— START OF Exercise inputs —
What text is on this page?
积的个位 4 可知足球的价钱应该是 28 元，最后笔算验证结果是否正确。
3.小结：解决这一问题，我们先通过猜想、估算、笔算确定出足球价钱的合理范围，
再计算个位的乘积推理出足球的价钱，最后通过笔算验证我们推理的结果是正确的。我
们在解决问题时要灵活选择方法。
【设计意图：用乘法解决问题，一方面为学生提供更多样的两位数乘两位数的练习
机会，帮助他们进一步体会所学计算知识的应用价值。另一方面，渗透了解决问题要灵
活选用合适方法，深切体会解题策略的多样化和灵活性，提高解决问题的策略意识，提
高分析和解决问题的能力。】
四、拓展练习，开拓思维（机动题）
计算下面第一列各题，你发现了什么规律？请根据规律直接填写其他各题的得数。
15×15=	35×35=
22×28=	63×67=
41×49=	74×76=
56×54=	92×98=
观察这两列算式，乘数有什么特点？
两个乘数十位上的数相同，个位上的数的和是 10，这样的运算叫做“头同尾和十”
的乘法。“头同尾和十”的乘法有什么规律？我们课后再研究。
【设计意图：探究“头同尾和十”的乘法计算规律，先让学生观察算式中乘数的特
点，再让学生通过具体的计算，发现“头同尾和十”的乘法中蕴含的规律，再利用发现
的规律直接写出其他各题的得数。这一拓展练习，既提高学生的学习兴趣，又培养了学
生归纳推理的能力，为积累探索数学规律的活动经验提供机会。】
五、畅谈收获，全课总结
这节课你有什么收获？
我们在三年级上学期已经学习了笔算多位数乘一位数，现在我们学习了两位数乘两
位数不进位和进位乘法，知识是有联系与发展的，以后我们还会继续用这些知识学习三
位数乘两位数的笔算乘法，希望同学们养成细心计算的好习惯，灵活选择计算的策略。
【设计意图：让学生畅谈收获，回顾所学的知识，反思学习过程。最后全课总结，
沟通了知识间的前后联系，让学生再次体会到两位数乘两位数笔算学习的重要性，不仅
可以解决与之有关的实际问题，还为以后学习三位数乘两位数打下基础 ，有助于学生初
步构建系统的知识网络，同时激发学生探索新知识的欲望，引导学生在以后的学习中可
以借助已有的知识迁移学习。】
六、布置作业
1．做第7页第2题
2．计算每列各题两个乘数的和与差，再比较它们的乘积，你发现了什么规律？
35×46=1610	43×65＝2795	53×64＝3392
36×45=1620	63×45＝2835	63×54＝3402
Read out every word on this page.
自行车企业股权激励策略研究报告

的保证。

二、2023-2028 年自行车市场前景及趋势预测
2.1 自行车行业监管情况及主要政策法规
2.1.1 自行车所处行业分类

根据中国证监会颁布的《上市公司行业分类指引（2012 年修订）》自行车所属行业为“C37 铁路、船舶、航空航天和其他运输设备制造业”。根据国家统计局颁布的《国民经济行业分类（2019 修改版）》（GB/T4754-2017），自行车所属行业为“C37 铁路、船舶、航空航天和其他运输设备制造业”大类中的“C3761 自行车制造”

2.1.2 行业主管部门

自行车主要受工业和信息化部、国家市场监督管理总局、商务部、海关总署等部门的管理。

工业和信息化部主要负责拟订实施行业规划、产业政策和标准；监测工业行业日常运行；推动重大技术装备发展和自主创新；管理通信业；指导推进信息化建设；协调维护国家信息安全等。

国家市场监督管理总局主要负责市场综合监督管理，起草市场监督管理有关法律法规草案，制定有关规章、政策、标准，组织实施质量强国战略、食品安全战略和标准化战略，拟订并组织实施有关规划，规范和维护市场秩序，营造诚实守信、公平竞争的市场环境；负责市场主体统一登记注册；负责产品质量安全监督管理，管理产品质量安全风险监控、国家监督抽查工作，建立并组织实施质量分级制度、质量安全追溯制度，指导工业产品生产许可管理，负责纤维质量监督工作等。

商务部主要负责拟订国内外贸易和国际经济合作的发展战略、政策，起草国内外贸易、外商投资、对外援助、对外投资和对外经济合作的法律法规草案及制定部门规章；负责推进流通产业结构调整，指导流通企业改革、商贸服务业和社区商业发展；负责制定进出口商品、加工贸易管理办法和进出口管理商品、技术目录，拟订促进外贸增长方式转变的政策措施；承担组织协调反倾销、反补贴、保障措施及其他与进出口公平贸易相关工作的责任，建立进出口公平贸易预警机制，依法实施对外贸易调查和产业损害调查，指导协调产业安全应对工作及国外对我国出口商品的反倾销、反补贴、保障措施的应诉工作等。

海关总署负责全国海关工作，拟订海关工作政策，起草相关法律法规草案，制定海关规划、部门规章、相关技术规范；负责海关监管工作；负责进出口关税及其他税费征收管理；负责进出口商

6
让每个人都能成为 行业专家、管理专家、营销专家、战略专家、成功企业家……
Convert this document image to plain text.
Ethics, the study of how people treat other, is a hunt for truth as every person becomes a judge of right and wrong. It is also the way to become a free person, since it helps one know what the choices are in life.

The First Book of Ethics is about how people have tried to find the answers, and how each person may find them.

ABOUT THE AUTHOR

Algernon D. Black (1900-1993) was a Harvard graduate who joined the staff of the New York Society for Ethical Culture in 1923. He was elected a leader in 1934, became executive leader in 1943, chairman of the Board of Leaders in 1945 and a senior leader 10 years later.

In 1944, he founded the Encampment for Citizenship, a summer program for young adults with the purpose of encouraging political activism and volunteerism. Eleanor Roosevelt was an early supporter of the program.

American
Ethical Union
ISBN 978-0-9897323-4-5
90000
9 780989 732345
— END OF Exercise inputs —
● Work to do: Point out every line holding the string "text" and copy it.

● Solution:
What text is on this page?
Convert this document image to plain text.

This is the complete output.